**STATED PROBLEM:** Pick out every line in the data below that holds "Master".

**EXERCISE DATA:**
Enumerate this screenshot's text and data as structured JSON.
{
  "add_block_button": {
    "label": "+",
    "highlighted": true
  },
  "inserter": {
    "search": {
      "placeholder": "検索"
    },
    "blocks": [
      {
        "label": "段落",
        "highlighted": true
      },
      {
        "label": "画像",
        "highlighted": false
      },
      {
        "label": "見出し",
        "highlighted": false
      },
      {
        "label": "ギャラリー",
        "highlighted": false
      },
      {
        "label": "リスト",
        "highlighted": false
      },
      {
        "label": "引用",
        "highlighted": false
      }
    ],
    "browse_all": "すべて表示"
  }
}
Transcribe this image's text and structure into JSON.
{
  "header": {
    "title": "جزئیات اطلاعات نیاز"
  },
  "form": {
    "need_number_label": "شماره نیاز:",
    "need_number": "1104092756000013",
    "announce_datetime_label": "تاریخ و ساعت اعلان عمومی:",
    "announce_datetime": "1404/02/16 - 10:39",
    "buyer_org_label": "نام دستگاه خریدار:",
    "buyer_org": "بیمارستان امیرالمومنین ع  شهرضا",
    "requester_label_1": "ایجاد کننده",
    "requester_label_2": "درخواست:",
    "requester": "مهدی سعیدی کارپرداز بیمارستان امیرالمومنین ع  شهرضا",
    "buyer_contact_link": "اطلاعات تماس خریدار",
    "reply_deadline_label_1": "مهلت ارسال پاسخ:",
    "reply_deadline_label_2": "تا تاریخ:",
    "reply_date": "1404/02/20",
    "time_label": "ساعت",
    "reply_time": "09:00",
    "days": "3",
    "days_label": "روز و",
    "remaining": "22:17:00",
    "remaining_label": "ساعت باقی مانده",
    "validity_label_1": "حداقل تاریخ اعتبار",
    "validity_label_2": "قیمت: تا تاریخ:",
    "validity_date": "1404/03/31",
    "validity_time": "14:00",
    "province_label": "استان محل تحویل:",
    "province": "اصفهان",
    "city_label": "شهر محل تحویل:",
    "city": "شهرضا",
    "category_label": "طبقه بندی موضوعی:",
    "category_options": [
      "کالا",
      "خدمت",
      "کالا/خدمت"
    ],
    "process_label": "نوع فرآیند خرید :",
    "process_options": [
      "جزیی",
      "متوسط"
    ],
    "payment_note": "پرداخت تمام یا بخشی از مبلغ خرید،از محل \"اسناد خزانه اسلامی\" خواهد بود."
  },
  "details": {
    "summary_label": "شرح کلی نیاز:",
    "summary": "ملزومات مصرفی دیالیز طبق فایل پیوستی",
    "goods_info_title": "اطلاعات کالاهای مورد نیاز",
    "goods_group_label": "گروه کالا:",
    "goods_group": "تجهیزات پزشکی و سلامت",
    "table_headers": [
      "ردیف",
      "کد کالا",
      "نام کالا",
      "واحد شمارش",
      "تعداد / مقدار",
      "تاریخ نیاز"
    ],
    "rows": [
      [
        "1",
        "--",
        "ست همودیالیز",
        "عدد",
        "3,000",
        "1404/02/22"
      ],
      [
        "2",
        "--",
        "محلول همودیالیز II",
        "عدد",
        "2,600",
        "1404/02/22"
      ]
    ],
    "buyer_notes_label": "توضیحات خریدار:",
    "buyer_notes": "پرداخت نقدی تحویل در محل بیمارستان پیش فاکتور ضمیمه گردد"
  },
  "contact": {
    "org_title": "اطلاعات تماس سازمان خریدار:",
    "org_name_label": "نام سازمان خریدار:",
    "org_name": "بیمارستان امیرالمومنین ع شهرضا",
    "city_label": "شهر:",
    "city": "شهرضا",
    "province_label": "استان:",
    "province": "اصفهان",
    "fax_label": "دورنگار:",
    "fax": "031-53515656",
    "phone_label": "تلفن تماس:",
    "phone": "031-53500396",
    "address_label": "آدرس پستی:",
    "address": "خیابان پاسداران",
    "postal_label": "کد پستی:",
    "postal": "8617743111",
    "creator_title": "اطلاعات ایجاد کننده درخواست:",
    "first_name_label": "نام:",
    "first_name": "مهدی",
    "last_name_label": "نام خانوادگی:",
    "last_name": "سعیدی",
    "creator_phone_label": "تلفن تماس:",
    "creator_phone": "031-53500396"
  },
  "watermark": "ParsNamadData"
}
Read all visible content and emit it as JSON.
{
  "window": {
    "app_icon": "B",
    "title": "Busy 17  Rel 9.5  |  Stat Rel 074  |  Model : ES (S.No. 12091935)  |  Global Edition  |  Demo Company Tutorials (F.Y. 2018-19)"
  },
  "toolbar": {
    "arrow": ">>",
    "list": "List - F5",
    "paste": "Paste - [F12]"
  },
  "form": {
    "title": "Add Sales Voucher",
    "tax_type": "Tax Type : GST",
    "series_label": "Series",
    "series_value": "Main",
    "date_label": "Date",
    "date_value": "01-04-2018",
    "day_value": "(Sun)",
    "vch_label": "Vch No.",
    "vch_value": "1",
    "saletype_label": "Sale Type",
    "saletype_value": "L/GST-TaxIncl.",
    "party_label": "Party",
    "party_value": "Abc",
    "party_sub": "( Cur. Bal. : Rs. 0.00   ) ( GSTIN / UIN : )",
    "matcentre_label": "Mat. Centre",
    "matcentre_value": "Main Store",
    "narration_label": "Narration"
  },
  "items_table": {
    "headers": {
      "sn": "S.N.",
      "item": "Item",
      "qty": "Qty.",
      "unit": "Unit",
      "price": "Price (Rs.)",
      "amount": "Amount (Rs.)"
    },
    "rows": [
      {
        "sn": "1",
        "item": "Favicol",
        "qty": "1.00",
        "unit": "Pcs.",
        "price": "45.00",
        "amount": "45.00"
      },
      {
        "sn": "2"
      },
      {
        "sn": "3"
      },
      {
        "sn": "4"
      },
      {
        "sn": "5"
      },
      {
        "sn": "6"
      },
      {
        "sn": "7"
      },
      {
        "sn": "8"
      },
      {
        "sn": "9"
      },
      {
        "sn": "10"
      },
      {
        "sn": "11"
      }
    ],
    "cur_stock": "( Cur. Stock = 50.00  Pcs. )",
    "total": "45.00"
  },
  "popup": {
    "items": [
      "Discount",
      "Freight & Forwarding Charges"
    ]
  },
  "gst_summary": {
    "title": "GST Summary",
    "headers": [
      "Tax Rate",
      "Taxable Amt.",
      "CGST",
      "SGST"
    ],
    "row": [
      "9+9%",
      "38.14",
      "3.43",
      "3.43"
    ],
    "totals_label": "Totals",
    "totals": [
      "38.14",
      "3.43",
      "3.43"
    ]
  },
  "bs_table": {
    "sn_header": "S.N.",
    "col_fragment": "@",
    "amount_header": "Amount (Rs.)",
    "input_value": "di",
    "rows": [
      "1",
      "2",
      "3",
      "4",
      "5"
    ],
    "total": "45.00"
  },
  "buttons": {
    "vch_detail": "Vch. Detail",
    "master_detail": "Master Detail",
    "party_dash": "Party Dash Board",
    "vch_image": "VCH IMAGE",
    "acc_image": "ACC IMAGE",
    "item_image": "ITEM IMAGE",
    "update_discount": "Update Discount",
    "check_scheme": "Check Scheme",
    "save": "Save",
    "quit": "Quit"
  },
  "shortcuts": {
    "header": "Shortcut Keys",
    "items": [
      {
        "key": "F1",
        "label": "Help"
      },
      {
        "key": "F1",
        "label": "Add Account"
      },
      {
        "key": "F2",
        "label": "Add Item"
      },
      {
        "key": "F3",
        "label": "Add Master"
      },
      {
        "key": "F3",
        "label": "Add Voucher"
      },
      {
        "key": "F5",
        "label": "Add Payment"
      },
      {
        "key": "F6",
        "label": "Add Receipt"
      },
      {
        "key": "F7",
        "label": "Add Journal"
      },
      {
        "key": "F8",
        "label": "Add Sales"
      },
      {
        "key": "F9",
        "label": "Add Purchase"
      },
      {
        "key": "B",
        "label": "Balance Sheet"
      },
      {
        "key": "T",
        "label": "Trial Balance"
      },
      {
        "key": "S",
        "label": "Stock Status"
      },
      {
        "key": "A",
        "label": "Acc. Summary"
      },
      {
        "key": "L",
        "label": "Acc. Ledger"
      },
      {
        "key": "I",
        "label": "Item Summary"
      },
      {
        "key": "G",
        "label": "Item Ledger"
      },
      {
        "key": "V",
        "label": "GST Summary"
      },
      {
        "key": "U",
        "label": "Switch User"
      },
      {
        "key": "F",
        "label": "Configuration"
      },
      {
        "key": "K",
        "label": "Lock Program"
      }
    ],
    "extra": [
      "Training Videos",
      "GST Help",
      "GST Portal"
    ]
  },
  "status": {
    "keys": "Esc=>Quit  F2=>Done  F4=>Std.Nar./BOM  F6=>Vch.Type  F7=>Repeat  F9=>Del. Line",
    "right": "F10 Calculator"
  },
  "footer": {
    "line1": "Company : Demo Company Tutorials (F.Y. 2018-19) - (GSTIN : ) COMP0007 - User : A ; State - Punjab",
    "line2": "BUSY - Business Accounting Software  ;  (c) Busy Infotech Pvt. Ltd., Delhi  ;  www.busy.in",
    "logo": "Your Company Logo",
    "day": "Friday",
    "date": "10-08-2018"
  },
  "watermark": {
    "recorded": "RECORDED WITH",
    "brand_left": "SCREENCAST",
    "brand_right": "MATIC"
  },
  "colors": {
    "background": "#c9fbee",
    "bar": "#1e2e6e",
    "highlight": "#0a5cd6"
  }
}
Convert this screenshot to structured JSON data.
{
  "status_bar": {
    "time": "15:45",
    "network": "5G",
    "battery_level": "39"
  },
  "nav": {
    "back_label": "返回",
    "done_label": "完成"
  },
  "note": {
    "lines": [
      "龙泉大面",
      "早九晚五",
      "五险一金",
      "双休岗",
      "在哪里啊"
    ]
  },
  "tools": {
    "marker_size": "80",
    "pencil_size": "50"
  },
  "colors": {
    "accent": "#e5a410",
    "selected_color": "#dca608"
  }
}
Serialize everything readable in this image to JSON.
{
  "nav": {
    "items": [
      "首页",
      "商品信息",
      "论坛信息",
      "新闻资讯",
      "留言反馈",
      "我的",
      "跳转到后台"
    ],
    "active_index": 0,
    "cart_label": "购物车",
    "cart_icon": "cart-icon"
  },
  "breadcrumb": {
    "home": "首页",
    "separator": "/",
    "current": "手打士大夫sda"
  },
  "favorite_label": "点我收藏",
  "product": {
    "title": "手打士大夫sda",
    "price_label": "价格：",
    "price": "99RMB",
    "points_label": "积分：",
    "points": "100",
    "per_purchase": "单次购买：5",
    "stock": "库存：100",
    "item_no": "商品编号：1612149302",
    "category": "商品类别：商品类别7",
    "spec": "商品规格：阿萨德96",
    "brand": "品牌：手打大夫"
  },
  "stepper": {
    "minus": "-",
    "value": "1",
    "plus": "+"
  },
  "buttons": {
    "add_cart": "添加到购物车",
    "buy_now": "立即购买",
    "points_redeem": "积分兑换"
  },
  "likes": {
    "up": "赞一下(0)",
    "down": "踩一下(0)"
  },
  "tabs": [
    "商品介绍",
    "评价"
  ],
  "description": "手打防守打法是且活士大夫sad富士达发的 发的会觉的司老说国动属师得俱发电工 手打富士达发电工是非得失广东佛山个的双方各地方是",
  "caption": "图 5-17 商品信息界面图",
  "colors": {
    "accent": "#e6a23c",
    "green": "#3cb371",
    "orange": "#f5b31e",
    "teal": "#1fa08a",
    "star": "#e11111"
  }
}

**CORRECT ANSWER:**
    "master_detail": "Master Detail",
        "label": "Add Master"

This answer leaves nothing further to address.